Instruction ::
Your task is to copy every line of the records below that contains "据此完成".

Source records ::

━━━━━━━━━━━━━━━━━━━━

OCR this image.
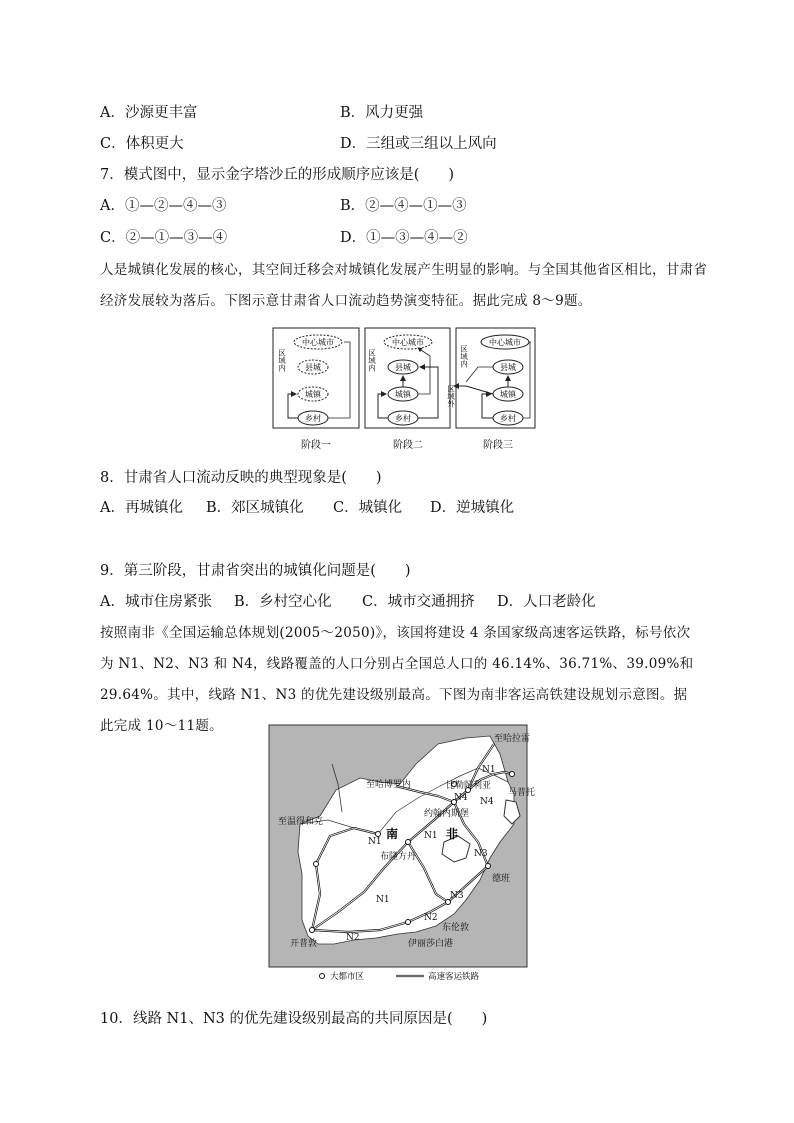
A．沙源更丰富	B．风力更强
C．体积更大	D．三组或三组以上风向
7．模式图中，显示金字塔沙丘的形成顺序应该是(　　)
A．①—②—④—③	B．②—④—①—③
C．②—①—③—④	D．①—③—④—②
人是城镇化发展的核心，其空间迁移会对城镇化发展产生明显的影响。与全国其他省区相比，甘肃省经济发展较为落后。下图示意甘肃省人口流动趋势演变特征。据此完成 8～9题。
中心城市
县城
城镇
乡村
区域内
阶段一
中心城市
县城
城镇
乡村
区域内
阶段二
中心城市
县城
城镇
乡村
区域内
区域外
阶段三
8．甘肃省人口流动反映的典型现象是(　　)
A．再城镇化 B．郊区城镇化 C．城镇化 D．逆城镇化
9．第三阶段，甘肃省突出的城镇化问题是(　　)
A．城市住房紧张 B．乡村空心化 C．城市交通拥挤 D．人口老龄化
按照南非《全国运输总体规划(2005～2050)》，该国将建设 4 条国家级高速客运铁路，标号依次为 N1、N2、N3 和 N4，线路覆盖的人口分别占全国总人口的 46.14%、36.71%、39.09%和 29.64%。其中，线路 N1、N3 的优先建设级别最高。下图为南非客运高铁建设规划示意图。据此完成 10～11题。
至哈拉雷
至哈博罗内	比勒陀利亚
约翰内斯堡
马普托
至温得和克
布隆方丹
德班
东伦敦
伊丽莎白港
开普敦
N1
N4 N4
N1
N1
N1
N3
N3
N2
N2
南	非
大都市区	高速客运铁路
10．线路 N1、N3 的优先建设级别最高的共同原因是(　　)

━━━━━━━━━━━━━━━━━━━━

Written reply ::
人是城镇化发展的核心，其空间迁移会对城镇化发展产生明显的影响。与全国其他省区相比，甘肃省经济发展较为落后。下图示意甘肃省人口流动趋势演变特征。据此完成 8～9题。
按照南非《全国运输总体规划(2005～2050)》，该国将建设 4 条国家级高速客运铁路，标号依次为 N1、N2、N3 和 N4，线路覆盖的人口分别占全国总人口的 46.14%、36.71%、39.09%和 29.64%。其中，线路 N1、N3 的优先建设级别最高。下图为南非客运高铁建设规划示意图。据此完成 10～11题。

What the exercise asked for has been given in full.